> Set problem:
Write out the listing beneath this instruction in its entirety, exactly as it reads.

## START Record excerpts

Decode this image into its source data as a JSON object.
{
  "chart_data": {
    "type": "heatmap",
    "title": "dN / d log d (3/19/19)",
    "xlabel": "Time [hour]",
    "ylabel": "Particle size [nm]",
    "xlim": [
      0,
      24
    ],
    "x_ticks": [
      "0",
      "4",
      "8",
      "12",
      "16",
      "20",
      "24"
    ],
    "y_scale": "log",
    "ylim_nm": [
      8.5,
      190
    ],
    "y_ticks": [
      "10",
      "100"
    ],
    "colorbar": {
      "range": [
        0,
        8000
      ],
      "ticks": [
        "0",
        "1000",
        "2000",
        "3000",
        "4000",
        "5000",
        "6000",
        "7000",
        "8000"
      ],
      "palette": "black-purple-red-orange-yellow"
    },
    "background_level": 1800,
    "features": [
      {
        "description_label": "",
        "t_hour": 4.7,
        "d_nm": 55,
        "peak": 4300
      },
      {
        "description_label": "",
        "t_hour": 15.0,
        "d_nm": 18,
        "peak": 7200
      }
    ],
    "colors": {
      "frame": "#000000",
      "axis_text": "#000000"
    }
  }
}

## END Record excerpts

> The completed task:
Decode this image into its source data as a JSON object.
{
  "chart_data": {
    "type": "heatmap",
    "title": "dN / d log d (3/19/19)",
    "xlabel": "Time [hour]",
    "ylabel": "Particle size [nm]",
    "xlim": [
      0,
      24
    ],
    "x_ticks": [
      "0",
      "4",
      "8",
      "12",
      "16",
      "20",
      "24"
    ],
    "y_scale": "log",
    "ylim_nm": [
      8.5,
      190
    ],
    "y_ticks": [
      "10",
      "100"
    ],
    "colorbar": {
      "range": [
        0,
        8000
      ],
      "ticks": [
        "0",
        "1000",
        "2000",
        "3000",
        "4000",
        "5000",
        "6000",
        "7000",
        "8000"
      ],
      "palette": "black-purple-red-orange-yellow"
    },
    "background_level": 1800,
    "features": [
      {
        "description_label": "",
        "t_hour": 4.7,
        "d_nm": 55,
        "peak": 4300
      },
      {
        "description_label": "",
        "t_hour": 15.0,
        "d_nm": 18,
        "peak": 7200
      }
    ],
    "colors": {
      "frame": "#000000",
      "axis_text": "#000000"
    }
  }
}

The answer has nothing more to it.